> _Items listed in a dataset_
>>>>
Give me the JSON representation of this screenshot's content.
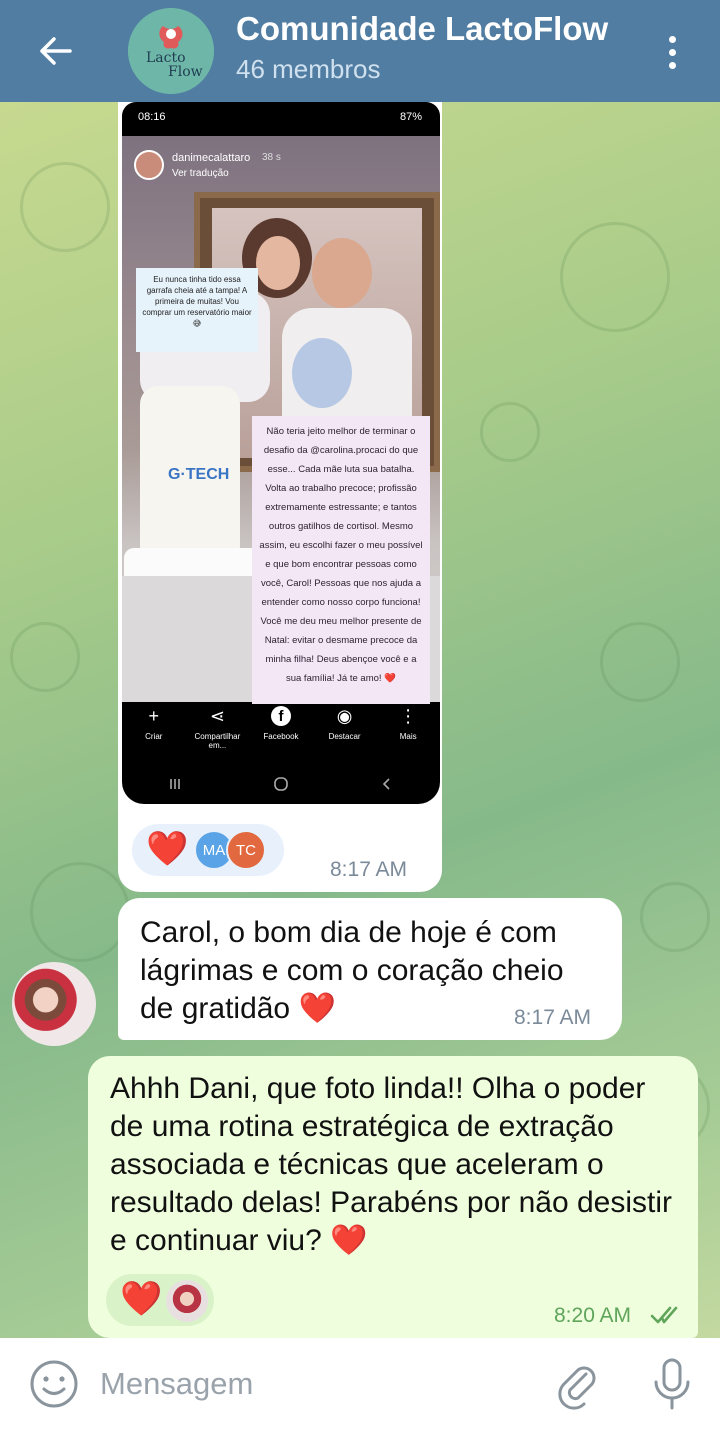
{
  "header": {
    "title": "Comunidade LactoFlow",
    "subtitle": "46 membros",
    "avatar_logo_line1": "Lacto",
    "avatar_logo_line2": "Flow"
  },
  "story": {
    "status_time": "08:16",
    "status_battery": "87%",
    "username": "danimecalattaro",
    "time_ago": "38 s",
    "translate_label": "Ver tradução",
    "bottle_brand": "G·TECH",
    "sticker_small": "Eu nunca tinha tido essa garrafa cheia até a tampa! A primeira de muitas! Vou comprar um reservatório maior 😅",
    "sticker_big": "Não teria jeito melhor de terminar o desafio da @carolina.procaci do que esse... Cada mãe luta sua batalha. Volta ao trabalho precoce; profissão extremamente estressante; e tantos outros gatilhos de cortisol. Mesmo assim, eu escolhi fazer o meu possível e que bom encontrar pessoas como você, Carol! Pessoas que nos ajuda a entender como nosso corpo funciona! Você me deu meu melhor presente de Natal: evitar o desmame precoce da minha filha! Deus abençoe você e a sua família! Já te amo! ❤️",
    "actions": [
      {
        "label": "Criar",
        "icon": "plus-icon",
        "glyph": "+"
      },
      {
        "label": "Compartilhar em...",
        "icon": "share-icon",
        "glyph": "⋖"
      },
      {
        "label": "Facebook",
        "icon": "facebook-icon",
        "glyph": "f"
      },
      {
        "label": "Destacar",
        "icon": "highlight-icon",
        "glyph": "◉"
      },
      {
        "label": "Mais",
        "icon": "more-vertical-icon",
        "glyph": "⋮"
      }
    ]
  },
  "messages": {
    "photo": {
      "reaction": "❤️",
      "reactor_1": "MA",
      "reactor_2": "TC",
      "time": "8:17 AM"
    },
    "incoming": {
      "text": "Carol, o bom dia de hoje é com lágrimas e com o coração cheio de gratidão ❤️",
      "time": "8:17 AM"
    },
    "outgoing": {
      "text": "Ahhh Dani, que foto linda!! Olha o poder de uma rotina estratégica de extração associada e técnicas que aceleram o resultado delas! Parabéns por não desistir e continuar viu? ❤️",
      "reaction": "❤️",
      "time": "8:20 AM"
    }
  },
  "input": {
    "placeholder": "Mensagem"
  },
  "colors": {
    "header": "#517da2",
    "outgoing_bubble": "#effedd",
    "incoming_bubble": "#ffffff",
    "heart": "#e01c1c"
  }
}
<<<<
> _What you should do_
Return to the listing above and set it down exactly, leaving out its pictures.

> _Final result_
Give me the JSON representation of this screenshot's content.
{
  "header": {
    "title": "Comunidade LactoFlow",
    "subtitle": "46 membros",
    "avatar_logo_line1": "Lacto",
    "avatar_logo_line2": "Flow"
  },
  "story": {
    "status_time": "08:16",
    "status_battery": "87%",
    "username": "danimecalattaro",
    "time_ago": "38 s",
    "translate_label": "Ver tradução",
    "bottle_brand": "G·TECH",
    "sticker_small": "Eu nunca tinha tido essa garrafa cheia até a tampa! A primeira de muitas! Vou comprar um reservatório maior 😅",
    "sticker_big": "Não teria jeito melhor de terminar o desafio da @carolina.procaci do que esse... Cada mãe luta sua batalha. Volta ao trabalho precoce; profissão extremamente estressante; e tantos outros gatilhos de cortisol. Mesmo assim, eu escolhi fazer o meu possível e que bom encontrar pessoas como você, Carol! Pessoas que nos ajuda a entender como nosso corpo funciona! Você me deu meu melhor presente de Natal: evitar o desmame precoce da minha filha! Deus abençoe você e a sua família! Já te amo! ❤️",
    "actions": [
      {
        "label": "Criar",
        "icon": "plus-icon",
        "glyph": "+"
      },
      {
        "label": "Compartilhar em...",
        "icon": "share-icon",
        "glyph": "⋖"
      },
      {
        "label": "Facebook",
        "icon": "facebook-icon",
        "glyph": "f"
      },
      {
        "label": "Destacar",
        "icon": "highlight-icon",
        "glyph": "◉"
      },
      {
        "label": "Mais",
        "icon": "more-vertical-icon",
        "glyph": "⋮"
      }
    ]
  },
  "messages": {
    "photo": {
      "reaction": "❤️",
      "reactor_1": "MA",
      "reactor_2": "TC",
      "time": "8:17 AM"
    },
    "incoming": {
      "text": "Carol, o bom dia de hoje é com lágrimas e com o coração cheio de gratidão ❤️",
      "time": "8:17 AM"
    },
    "outgoing": {
      "text": "Ahhh Dani, que foto linda!! Olha o poder de uma rotina estratégica de extração associada e técnicas que aceleram o resultado delas! Parabéns por não desistir e continuar viu? ❤️",
      "reaction": "❤️",
      "time": "8:20 AM"
    }
  },
  "input": {
    "placeholder": "Mensagem"
  },
  "colors": {
    "header": "#517da2",
    "outgoing_bubble": "#effedd",
    "incoming_bubble": "#ffffff",
    "heart": "#e01c1c"
  }
}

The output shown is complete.